» **Problem to solve**: Each record that follows should be repeated exactly, minus any images.
+--
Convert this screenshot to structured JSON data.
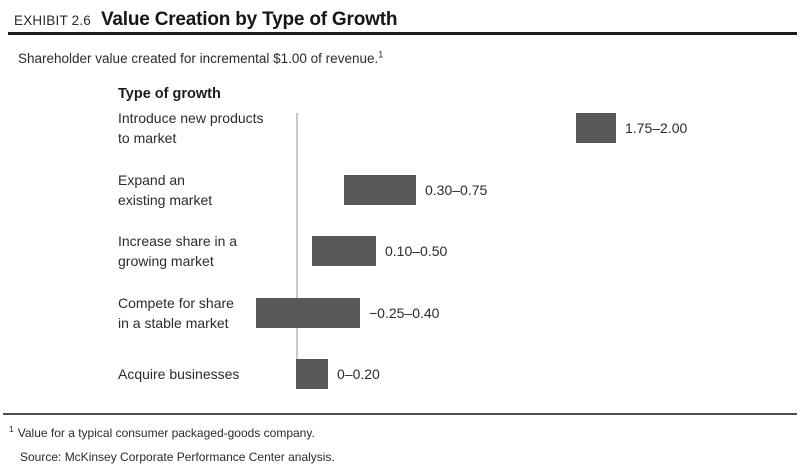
{
  "header": {
    "exhibit_label": "EXHIBIT 2.6",
    "title": "Value Creation by Type of Growth"
  },
  "subtitle": {
    "text": "Shareholder value created for incremental $1.00 of revenue.",
    "footnote_marker": "1"
  },
  "chart_data": {
    "type": "bar",
    "orientation": "horizontal",
    "column_header": "Type of growth",
    "baseline": 0,
    "xlim": [
      -0.5,
      2.25
    ],
    "bar_color": "#58585a",
    "axis_color": "#c8c8c8",
    "bars": [
      {
        "category": "Introduce new products to market",
        "label_lines": [
          "Introduce new products",
          "to market"
        ],
        "min": 1.75,
        "max": 2.0,
        "value_label": "1.75–2.00"
      },
      {
        "category": "Expand an existing market",
        "label_lines": [
          "Expand an",
          "existing market"
        ],
        "min": 0.3,
        "max": 0.75,
        "value_label": "0.30–0.75"
      },
      {
        "category": "Increase share in a growing market",
        "label_lines": [
          "Increase share in a",
          "growing market"
        ],
        "min": 0.1,
        "max": 0.5,
        "value_label": "0.10–0.50"
      },
      {
        "category": "Compete for share in a stable market",
        "label_lines": [
          "Compete for share",
          "in a stable market"
        ],
        "min": -0.25,
        "max": 0.4,
        "value_label": "−0.25–0.40"
      },
      {
        "category": "Acquire businesses",
        "label_lines": [
          "Acquire businesses"
        ],
        "min": 0,
        "max": 0.2,
        "value_label": "0–0.20"
      }
    ]
  },
  "footnotes": {
    "marker": "1",
    "note": "Value for a typical consumer packaged-goods company.",
    "source": "Source: McKinsey Corporate Performance Center analysis."
  }
}
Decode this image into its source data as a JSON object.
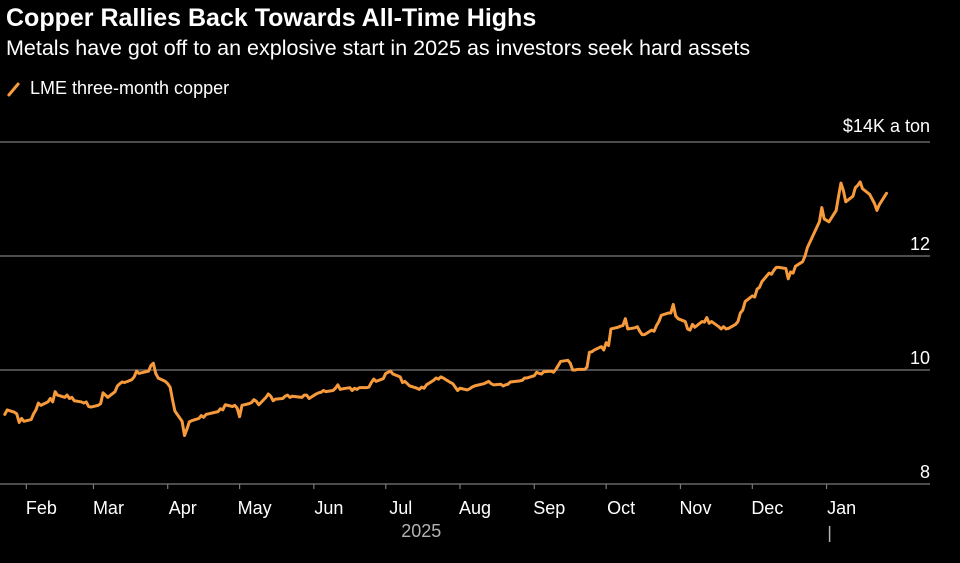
+--
» **Exercise result**:
Convert this screenshot to structured JSON data.
{
  "header": {
    "exhibit_label": "EXHIBIT 2.6",
    "title": "Value Creation by Type of Growth"
  },
  "subtitle": {
    "text": "Shareholder value created for incremental $1.00 of revenue.",
    "footnote_marker": "1"
  },
  "chart_data": {
    "type": "bar",
    "orientation": "horizontal",
    "column_header": "Type of growth",
    "baseline": 0,
    "xlim": [
      -0.5,
      2.25
    ],
    "bar_color": "#58585a",
    "axis_color": "#c8c8c8",
    "bars": [
      {
        "category": "Introduce new products to market",
        "label_lines": [
          "Introduce new products",
          "to market"
        ],
        "min": 1.75,
        "max": 2.0,
        "value_label": "1.75–2.00"
      },
      {
        "category": "Expand an existing market",
        "label_lines": [
          "Expand an",
          "existing market"
        ],
        "min": 0.3,
        "max": 0.75,
        "value_label": "0.30–0.75"
      },
      {
        "category": "Increase share in a growing market",
        "label_lines": [
          "Increase share in a",
          "growing market"
        ],
        "min": 0.1,
        "max": 0.5,
        "value_label": "0.10–0.50"
      },
      {
        "category": "Compete for share in a stable market",
        "label_lines": [
          "Compete for share",
          "in a stable market"
        ],
        "min": -0.25,
        "max": 0.4,
        "value_label": "−0.25–0.40"
      },
      {
        "category": "Acquire businesses",
        "label_lines": [
          "Acquire businesses"
        ],
        "min": 0,
        "max": 0.2,
        "value_label": "0–0.20"
      }
    ]
  },
  "footnotes": {
    "marker": "1",
    "note": "Value for a typical consumer packaged-goods company.",
    "source": "Source: McKinsey Corporate Performance Center analysis."
  }
}
Decode this image into its source data as a JSON object.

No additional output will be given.